- [SHORT PROBLEM] Pictures within the data are to be left out; everything else must be reproduced exactly.

- [DATASET RECORDS]
▽

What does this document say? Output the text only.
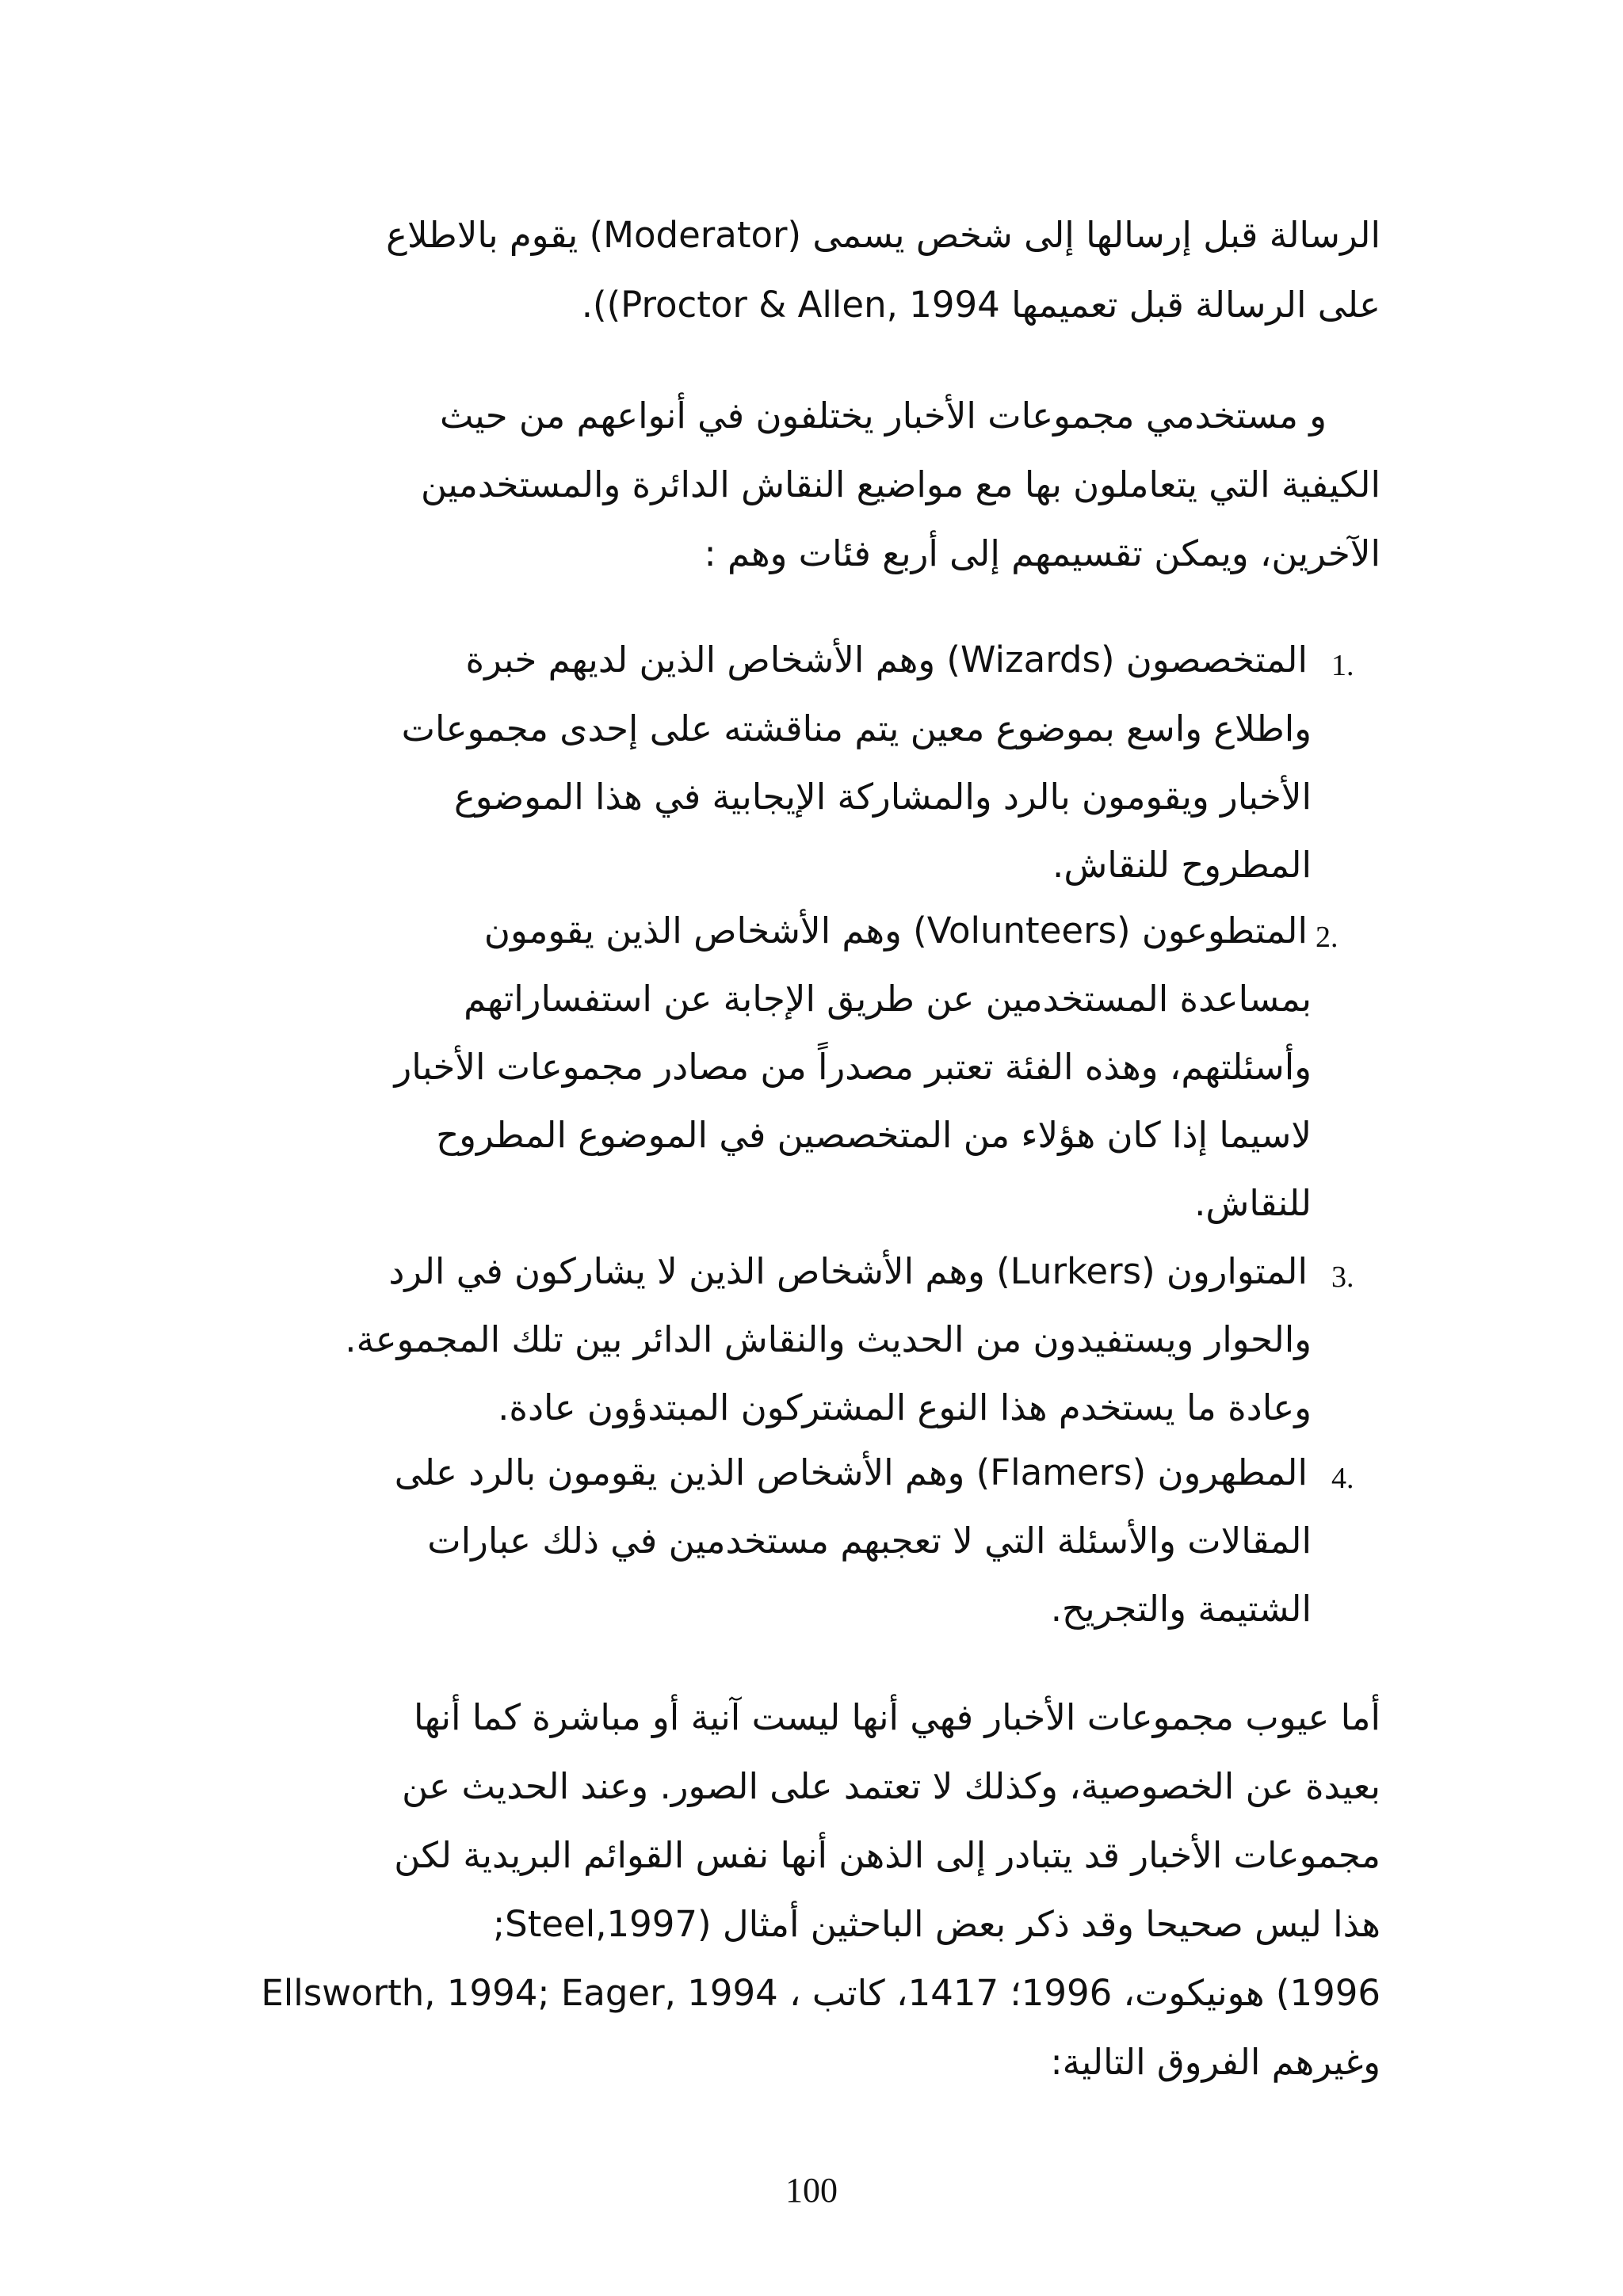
الرسالة قبل إرسالها إلى شخص يسمى (Moderator) يقوم بالاطلاع
على الرسالة قبل تعميمها Proctor & Allen, 1994)).
و مستخدمي مجموعات الأخبار يختلفون في أنواعهم من حيث
الكيفية التي يتعاملون بها مع مواضيع النقاش الدائرة والمستخدمين
الآخرين، ويمكن تقسيمهم إلى أربع فئات وهم :
1.
المتخصصون (Wizards) وهم الأشخاص الذين لديهم خبرة
واطلاع واسع بموضوع معين يتم مناقشته على إحدى مجموعات
الأخبار ويقومون بالرد والمشاركة الإيجابية في هذا الموضوع
المطروح للنقاش.
2.
المتطوعون (Volunteers) وهم الأشخاص الذين يقومون
بمساعدة المستخدمين عن طريق الإجابة عن استفساراتهم
وأسئلتهم، وهذه الفئة تعتبر مصدراً من مصادر مجموعات الأخبار
لاسيما إذا كان هؤلاء من المتخصصين في الموضوع المطروح
للنقاش.
3.
المتوارون (Lurkers) وهم الأشخاص الذين لا يشاركون في الرد
والحوار ويستفيدون من الحديث والنقاش الدائر بين تلك المجموعة.
وعادة ما يستخدم هذا النوع المشتركون المبتدؤون عادة.
4.
المطهرون (Flamers) وهم الأشخاص الذين يقومون بالرد على
المقالات والأسئلة التي لا تعجبهم مستخدمين في ذلك عبارات
الشتيمة والتجريح.
أما عيوب مجموعات الأخبار فهي أنها ليست آنية أو مباشرة كما أنها
بعيدة عن الخصوصية، وكذلك لا تعتمد على الصور. وعند الحديث عن
مجموعات الأخبار قد يتبادر إلى الذهن أنها نفس القوائم البريدية لكن
هذا ليس صحيحا وقد ذكر بعض الباحثين أمثال (Steel,1997;
1996) هونيكوت، 1996؛ 1417، كاتب ، Ellsworth, 1994; Eager, 1994
وغيرهم الفروق التالية:
100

△

- [EXERCISE OUTPUT]
What does this document say? Output the text only.
الرسالة قبل إرسالها إلى شخص يسمى (Moderator) يقوم بالاطلاع
على الرسالة قبل تعميمها Proctor & Allen, 1994)).
و مستخدمي مجموعات الأخبار يختلفون في أنواعهم من حيث
الكيفية التي يتعاملون بها مع مواضيع النقاش الدائرة والمستخدمين
الآخرين، ويمكن تقسيمهم إلى أربع فئات وهم :
1.
المتخصصون (Wizards) وهم الأشخاص الذين لديهم خبرة
واطلاع واسع بموضوع معين يتم مناقشته على إحدى مجموعات
الأخبار ويقومون بالرد والمشاركة الإيجابية في هذا الموضوع
المطروح للنقاش.
2.
المتطوعون (Volunteers) وهم الأشخاص الذين يقومون
بمساعدة المستخدمين عن طريق الإجابة عن استفساراتهم
وأسئلتهم، وهذه الفئة تعتبر مصدراً من مصادر مجموعات الأخبار
لاسيما إذا كان هؤلاء من المتخصصين في الموضوع المطروح
للنقاش.
3.
المتوارون (Lurkers) وهم الأشخاص الذين لا يشاركون في الرد
والحوار ويستفيدون من الحديث والنقاش الدائر بين تلك المجموعة.
وعادة ما يستخدم هذا النوع المشتركون المبتدؤون عادة.
4.
المطهرون (Flamers) وهم الأشخاص الذين يقومون بالرد على
المقالات والأسئلة التي لا تعجبهم مستخدمين في ذلك عبارات
الشتيمة والتجريح.
أما عيوب مجموعات الأخبار فهي أنها ليست آنية أو مباشرة كما أنها
بعيدة عن الخصوصية، وكذلك لا تعتمد على الصور. وعند الحديث عن
مجموعات الأخبار قد يتبادر إلى الذهن أنها نفس القوائم البريدية لكن
هذا ليس صحيحا وقد ذكر بعض الباحثين أمثال (Steel,1997;
1996) هونيكوت، 1996؛ 1417، كاتب ، Ellsworth, 1994; Eager, 1994
وغيرهم الفروق التالية:
100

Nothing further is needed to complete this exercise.